Reproduce all of the listing below without alteration.

******

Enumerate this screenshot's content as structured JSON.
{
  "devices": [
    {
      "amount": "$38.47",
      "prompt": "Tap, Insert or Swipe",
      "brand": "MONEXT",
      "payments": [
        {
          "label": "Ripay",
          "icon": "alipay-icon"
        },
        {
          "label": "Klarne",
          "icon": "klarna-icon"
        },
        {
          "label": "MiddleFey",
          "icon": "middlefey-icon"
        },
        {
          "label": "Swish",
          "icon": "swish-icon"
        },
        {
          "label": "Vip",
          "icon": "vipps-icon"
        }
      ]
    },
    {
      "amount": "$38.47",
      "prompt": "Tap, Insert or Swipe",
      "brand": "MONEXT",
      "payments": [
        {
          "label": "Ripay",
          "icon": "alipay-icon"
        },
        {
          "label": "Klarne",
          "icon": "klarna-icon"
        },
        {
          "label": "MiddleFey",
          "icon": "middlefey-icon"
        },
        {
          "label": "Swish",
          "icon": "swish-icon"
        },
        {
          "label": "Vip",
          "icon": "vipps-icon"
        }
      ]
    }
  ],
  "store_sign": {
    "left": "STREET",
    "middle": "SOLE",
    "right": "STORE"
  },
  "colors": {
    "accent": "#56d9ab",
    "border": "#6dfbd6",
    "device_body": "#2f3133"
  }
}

******

# Answer for the task
Enumerate this screenshot's content as structured JSON.
{
  "devices": [
    {
      "amount": "$38.47",
      "prompt": "Tap, Insert or Swipe",
      "brand": "MONEXT",
      "payments": [
        {
          "label": "Ripay",
          "icon": "alipay-icon"
        },
        {
          "label": "Klarne",
          "icon": "klarna-icon"
        },
        {
          "label": "MiddleFey",
          "icon": "middlefey-icon"
        },
        {
          "label": "Swish",
          "icon": "swish-icon"
        },
        {
          "label": "Vip",
          "icon": "vipps-icon"
        }
      ]
    },
    {
      "amount": "$38.47",
      "prompt": "Tap, Insert or Swipe",
      "brand": "MONEXT",
      "payments": [
        {
          "label": "Ripay",
          "icon": "alipay-icon"
        },
        {
          "label": "Klarne",
          "icon": "klarna-icon"
        },
        {
          "label": "MiddleFey",
          "icon": "middlefey-icon"
        },
        {
          "label": "Swish",
          "icon": "swish-icon"
        },
        {
          "label": "Vip",
          "icon": "vipps-icon"
        }
      ]
    }
  ],
  "store_sign": {
    "left": "STREET",
    "middle": "SOLE",
    "right": "STORE"
  },
  "colors": {
    "accent": "#56d9ab",
    "border": "#6dfbd6",
    "device_body": "#2f3133"
  }
}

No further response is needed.